§ **Description of the task**
List all lines in the material below that contain "notes".

§ **Supplied data**
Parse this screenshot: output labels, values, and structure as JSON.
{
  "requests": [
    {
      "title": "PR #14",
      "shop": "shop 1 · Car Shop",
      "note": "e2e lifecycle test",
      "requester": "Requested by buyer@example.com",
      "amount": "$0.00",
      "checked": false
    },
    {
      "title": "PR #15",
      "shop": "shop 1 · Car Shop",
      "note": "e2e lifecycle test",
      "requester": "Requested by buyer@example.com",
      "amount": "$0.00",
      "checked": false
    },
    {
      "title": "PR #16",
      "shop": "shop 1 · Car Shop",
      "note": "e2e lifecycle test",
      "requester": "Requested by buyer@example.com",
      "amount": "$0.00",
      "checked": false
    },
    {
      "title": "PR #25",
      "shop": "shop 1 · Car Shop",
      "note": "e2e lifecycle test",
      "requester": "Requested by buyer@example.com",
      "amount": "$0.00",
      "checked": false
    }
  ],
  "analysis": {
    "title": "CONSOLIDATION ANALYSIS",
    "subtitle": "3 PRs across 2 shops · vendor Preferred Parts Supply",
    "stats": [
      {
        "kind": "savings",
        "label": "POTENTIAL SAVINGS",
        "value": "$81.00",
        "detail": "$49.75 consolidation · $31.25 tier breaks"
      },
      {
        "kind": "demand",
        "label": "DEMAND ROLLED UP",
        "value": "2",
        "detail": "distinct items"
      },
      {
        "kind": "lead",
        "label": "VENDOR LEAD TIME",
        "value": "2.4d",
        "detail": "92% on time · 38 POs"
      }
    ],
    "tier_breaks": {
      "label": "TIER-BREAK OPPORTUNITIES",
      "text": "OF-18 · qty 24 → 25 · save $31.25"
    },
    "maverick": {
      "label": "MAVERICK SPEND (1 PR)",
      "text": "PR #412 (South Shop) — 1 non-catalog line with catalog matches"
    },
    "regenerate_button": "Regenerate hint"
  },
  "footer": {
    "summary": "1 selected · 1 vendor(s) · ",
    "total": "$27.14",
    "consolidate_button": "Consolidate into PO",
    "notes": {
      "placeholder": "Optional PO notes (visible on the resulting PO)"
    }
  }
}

§ **Result**
    "notes": {
      "placeholder": "Optional PO notes (visible on the resulting PO)"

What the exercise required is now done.